EXERCISE MATERIALS
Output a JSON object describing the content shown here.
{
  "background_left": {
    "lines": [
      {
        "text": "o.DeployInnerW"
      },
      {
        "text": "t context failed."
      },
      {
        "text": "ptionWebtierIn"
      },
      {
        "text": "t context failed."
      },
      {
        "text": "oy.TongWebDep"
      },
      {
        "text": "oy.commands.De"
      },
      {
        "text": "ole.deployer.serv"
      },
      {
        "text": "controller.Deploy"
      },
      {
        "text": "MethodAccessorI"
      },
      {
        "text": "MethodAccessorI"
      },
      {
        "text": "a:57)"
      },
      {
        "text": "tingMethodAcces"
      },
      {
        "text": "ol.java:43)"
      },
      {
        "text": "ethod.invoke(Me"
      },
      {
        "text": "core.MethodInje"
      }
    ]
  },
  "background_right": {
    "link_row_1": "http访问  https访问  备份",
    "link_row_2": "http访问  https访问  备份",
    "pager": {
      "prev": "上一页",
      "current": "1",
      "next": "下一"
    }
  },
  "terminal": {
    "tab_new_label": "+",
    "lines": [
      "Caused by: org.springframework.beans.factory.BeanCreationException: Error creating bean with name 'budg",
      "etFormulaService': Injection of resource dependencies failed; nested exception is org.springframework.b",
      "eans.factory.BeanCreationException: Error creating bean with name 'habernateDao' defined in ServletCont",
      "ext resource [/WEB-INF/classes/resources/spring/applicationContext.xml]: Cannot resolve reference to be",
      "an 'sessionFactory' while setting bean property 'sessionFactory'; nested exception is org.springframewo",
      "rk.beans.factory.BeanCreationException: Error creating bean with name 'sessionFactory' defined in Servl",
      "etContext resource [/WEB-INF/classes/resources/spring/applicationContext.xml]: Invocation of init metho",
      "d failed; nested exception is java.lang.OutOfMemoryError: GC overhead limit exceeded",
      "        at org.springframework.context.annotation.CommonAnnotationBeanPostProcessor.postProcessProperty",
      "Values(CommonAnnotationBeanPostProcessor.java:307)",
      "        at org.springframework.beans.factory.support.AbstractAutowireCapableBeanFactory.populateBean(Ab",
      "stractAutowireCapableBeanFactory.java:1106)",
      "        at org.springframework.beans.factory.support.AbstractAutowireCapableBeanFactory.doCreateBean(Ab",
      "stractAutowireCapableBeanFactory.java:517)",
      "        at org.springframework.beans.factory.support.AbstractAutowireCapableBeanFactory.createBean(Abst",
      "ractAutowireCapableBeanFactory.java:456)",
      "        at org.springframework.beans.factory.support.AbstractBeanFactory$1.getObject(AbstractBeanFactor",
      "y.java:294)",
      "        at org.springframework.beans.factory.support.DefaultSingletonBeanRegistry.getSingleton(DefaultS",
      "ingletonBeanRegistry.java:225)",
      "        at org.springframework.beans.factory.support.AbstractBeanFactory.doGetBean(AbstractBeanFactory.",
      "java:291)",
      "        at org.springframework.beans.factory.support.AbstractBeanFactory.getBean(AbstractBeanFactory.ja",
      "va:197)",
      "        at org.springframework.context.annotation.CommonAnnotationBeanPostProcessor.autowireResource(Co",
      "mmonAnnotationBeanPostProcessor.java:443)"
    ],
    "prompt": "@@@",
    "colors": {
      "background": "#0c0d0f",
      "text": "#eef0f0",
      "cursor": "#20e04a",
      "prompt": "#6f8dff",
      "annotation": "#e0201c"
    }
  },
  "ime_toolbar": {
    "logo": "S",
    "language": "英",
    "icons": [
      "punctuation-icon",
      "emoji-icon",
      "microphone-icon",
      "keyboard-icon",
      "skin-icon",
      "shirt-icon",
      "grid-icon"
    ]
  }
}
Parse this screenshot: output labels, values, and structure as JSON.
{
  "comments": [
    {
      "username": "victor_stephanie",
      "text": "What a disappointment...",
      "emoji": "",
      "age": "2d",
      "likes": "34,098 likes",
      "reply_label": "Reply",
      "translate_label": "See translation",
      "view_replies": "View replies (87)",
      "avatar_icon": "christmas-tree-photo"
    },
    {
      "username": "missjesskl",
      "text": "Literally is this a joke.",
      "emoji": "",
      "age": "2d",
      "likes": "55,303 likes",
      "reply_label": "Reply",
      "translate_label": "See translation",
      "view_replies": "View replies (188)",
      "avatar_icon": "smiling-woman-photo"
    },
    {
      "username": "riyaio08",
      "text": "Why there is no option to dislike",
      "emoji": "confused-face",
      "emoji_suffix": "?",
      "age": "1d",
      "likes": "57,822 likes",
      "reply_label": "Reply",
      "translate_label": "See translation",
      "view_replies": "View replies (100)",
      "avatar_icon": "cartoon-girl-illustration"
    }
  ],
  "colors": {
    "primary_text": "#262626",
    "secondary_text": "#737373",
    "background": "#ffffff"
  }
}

WRITTEN EXERCISE
Pull out every line of the records that includes the string "sessionFactory".

THE ANSWER
      "an 'sessionFactory' while setting bean property 'sessionFactory'; nested exception is org.springframewo",
      "rk.beans.factory.BeanCreationException: Error creating bean with name 'sessionFactory' defined in Servl",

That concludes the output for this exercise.